## EXCERPTED DATA

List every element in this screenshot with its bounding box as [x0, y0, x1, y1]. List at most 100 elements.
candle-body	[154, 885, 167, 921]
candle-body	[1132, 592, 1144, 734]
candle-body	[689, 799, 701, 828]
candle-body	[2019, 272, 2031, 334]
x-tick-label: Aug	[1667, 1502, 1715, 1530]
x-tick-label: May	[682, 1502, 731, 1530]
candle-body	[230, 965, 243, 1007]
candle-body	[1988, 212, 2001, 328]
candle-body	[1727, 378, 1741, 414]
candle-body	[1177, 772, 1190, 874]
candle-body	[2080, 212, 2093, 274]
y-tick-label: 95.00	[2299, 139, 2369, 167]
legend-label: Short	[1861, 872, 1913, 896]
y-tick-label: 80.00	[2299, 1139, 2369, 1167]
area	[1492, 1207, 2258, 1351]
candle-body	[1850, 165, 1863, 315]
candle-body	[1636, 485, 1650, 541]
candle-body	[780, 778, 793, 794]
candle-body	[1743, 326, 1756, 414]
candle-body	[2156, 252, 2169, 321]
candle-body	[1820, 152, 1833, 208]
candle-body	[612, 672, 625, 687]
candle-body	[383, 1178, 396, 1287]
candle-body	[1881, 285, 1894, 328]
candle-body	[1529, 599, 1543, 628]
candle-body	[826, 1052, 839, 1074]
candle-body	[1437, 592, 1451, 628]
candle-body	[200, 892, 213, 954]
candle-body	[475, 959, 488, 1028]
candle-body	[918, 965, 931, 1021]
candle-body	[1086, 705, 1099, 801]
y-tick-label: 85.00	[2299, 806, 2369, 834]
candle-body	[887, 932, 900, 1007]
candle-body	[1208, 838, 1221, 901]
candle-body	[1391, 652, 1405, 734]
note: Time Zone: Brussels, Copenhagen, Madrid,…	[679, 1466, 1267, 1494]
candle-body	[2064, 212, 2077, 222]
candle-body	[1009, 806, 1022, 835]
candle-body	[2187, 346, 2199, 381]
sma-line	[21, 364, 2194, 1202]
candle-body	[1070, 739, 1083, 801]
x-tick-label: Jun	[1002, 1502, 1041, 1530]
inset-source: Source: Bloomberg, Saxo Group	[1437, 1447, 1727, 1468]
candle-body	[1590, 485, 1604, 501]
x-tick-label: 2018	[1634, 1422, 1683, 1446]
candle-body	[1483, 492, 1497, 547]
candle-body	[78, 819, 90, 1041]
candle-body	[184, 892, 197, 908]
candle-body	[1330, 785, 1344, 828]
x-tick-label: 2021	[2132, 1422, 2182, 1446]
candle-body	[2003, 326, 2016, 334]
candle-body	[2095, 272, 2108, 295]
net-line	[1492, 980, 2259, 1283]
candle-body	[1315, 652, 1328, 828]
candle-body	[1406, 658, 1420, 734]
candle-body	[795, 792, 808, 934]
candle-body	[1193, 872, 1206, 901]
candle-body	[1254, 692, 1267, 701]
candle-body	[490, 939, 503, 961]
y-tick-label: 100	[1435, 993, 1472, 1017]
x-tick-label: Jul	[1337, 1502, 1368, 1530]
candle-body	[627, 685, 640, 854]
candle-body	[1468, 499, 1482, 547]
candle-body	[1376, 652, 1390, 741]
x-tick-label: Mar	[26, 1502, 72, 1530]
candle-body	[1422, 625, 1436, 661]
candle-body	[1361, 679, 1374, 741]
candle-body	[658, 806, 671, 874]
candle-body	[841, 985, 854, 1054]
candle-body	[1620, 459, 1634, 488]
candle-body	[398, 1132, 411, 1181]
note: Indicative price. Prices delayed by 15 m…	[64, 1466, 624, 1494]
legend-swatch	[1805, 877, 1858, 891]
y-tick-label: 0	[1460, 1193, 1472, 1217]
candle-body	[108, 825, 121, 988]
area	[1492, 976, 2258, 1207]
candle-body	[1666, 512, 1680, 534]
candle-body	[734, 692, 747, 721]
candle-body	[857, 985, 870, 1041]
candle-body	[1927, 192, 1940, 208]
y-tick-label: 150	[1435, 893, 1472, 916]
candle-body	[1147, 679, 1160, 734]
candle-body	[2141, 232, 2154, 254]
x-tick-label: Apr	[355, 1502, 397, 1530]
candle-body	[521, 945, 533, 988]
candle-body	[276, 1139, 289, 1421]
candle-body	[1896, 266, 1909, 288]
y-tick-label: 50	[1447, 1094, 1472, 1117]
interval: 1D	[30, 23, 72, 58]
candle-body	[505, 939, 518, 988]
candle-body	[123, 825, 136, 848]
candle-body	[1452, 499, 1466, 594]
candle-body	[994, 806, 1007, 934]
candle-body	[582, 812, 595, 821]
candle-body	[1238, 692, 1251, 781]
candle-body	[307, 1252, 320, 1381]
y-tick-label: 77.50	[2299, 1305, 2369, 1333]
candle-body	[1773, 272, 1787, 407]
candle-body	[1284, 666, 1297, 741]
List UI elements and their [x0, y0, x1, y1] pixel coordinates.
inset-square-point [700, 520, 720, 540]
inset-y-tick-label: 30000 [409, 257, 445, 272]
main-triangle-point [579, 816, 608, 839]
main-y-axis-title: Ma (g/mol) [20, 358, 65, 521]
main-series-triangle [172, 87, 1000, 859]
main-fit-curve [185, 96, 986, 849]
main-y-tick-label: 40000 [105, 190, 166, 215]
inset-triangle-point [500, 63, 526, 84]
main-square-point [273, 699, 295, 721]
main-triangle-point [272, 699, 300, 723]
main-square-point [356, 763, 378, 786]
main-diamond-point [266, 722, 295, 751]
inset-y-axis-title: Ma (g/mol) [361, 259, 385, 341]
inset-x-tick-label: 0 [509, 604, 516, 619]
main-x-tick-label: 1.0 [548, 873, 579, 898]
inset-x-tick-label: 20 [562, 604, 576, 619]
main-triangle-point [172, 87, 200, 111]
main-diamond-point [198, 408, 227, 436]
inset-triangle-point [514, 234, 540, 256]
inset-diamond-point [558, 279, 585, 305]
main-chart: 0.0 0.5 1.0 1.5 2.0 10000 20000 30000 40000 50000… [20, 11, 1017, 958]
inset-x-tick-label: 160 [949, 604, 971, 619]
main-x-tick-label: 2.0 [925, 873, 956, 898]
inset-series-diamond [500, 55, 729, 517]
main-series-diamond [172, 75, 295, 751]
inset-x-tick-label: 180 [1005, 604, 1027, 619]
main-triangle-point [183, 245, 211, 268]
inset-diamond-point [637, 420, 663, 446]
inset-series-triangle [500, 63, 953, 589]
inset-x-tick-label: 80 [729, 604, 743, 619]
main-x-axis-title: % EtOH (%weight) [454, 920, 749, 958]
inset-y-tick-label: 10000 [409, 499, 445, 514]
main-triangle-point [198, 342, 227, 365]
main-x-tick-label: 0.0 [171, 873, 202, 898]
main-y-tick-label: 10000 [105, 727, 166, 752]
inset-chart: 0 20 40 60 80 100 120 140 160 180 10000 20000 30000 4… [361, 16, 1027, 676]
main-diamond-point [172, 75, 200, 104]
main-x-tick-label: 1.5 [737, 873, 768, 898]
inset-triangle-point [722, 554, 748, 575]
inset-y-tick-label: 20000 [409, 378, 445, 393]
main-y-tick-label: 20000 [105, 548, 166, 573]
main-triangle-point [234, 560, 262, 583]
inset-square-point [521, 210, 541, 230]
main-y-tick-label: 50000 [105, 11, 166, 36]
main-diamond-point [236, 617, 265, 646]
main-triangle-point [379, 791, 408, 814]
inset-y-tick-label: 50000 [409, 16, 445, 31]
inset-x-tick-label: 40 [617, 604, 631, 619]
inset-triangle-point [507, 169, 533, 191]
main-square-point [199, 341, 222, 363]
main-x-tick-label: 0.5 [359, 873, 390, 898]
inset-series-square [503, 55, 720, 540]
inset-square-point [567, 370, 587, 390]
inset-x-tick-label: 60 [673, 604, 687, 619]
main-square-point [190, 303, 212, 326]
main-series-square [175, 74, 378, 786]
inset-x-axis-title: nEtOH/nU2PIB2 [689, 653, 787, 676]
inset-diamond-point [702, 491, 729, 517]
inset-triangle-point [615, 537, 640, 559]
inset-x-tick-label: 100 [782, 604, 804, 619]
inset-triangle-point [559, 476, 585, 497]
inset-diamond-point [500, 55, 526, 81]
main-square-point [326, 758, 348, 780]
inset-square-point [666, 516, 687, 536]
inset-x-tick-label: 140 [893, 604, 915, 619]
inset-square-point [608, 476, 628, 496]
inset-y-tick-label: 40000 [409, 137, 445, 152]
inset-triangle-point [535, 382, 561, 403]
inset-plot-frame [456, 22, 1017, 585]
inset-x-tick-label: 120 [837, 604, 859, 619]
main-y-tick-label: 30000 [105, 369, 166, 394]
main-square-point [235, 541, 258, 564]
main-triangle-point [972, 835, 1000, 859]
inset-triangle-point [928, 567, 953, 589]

## DO THIS
Identify each line in the items above that contains the string "note" with matching case, and copy every such line verbatim.

## WORKED SOLUTION
note: Time Zone: Brussels, Copenhagen, Madrid,…	[679, 1466, 1267, 1494]
note: Indicative price. Prices delayed by 15 m…	[64, 1466, 624, 1494]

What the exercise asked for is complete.